Exercise brief:
Go through the entries one line at a time, and gather every line that has the word "name".

Collected data
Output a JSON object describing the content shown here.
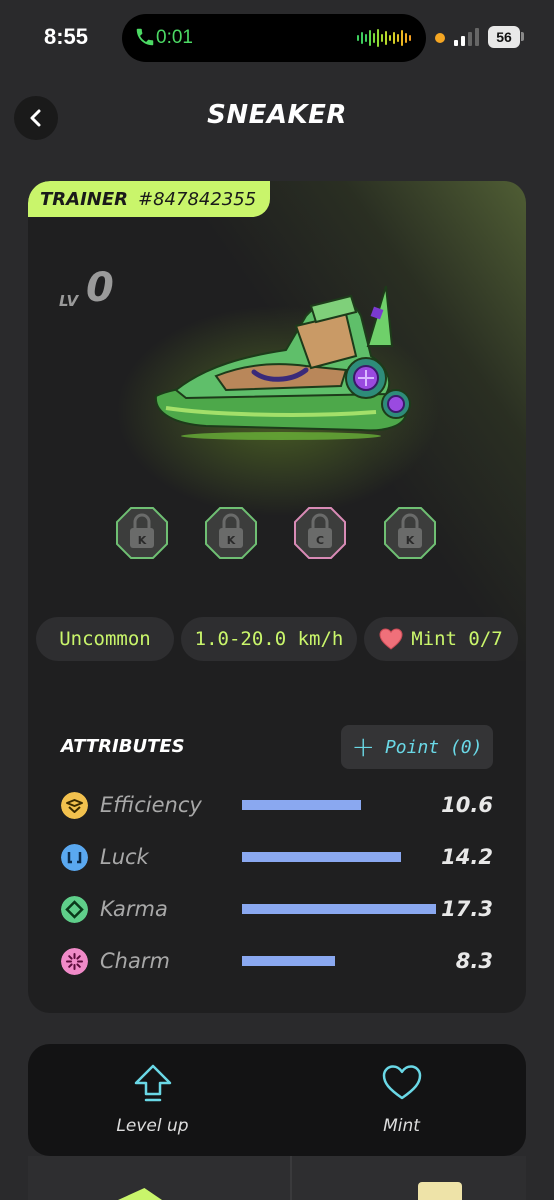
{
  "status_bar": {
    "time": "8:55",
    "call_duration": "0:01",
    "battery": "56",
    "call_color": "#4cd964"
  },
  "header": {
    "title": "SNEAKER",
    "back_icon": "chevron-left-icon"
  },
  "sneaker": {
    "type": "TRAINER",
    "id": "#847842355",
    "level_label": "LV",
    "level": "0",
    "accent_color": "#c9f56b",
    "sockets": [
      {
        "letter": "K",
        "locked": true,
        "color": "#6fbf73"
      },
      {
        "letter": "K",
        "locked": true,
        "color": "#6fbf73"
      },
      {
        "letter": "C",
        "locked": true,
        "color": "#d98bb6"
      },
      {
        "letter": "K",
        "locked": true,
        "color": "#6fbf73"
      }
    ],
    "rarity": "Uncommon",
    "speed_range": "1.0-20.0 km/h",
    "mint": "Mint 0/7"
  },
  "attributes": {
    "title": "ATTRIBUTES",
    "point_button": "Point (0)",
    "bar_max": 17.3,
    "items": [
      {
        "name": "Efficiency",
        "value": "10.6",
        "icon": "efficiency-icon",
        "color": "#f2c14e"
      },
      {
        "name": "Luck",
        "value": "14.2",
        "icon": "luck-icon",
        "color": "#5aa8f0"
      },
      {
        "name": "Karma",
        "value": "17.3",
        "icon": "karma-icon",
        "color": "#5fcf8a"
      },
      {
        "name": "Charm",
        "value": "8.3",
        "icon": "charm-icon",
        "color": "#f08ac8"
      }
    ],
    "bar_color": "#8aa8f0"
  },
  "actions": {
    "level_up": "Level up",
    "mint": "Mint",
    "icon_color": "#6ad8e6"
  }
}
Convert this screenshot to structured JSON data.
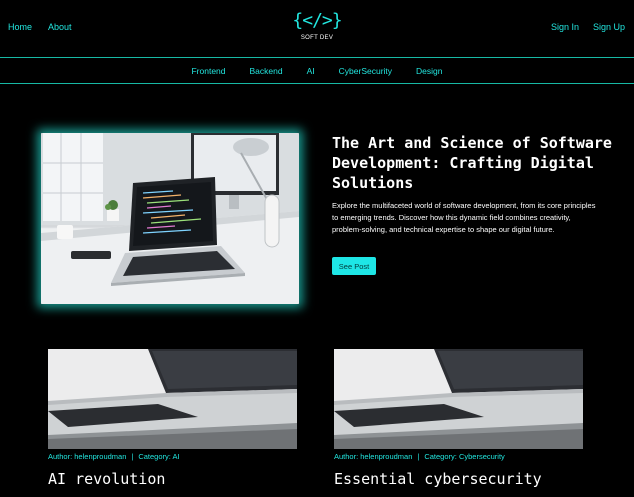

Result for this exercise:
        "name": "Efficiency",
        "name": "Luck",
        "name": "Karma",
        "name": "Charm",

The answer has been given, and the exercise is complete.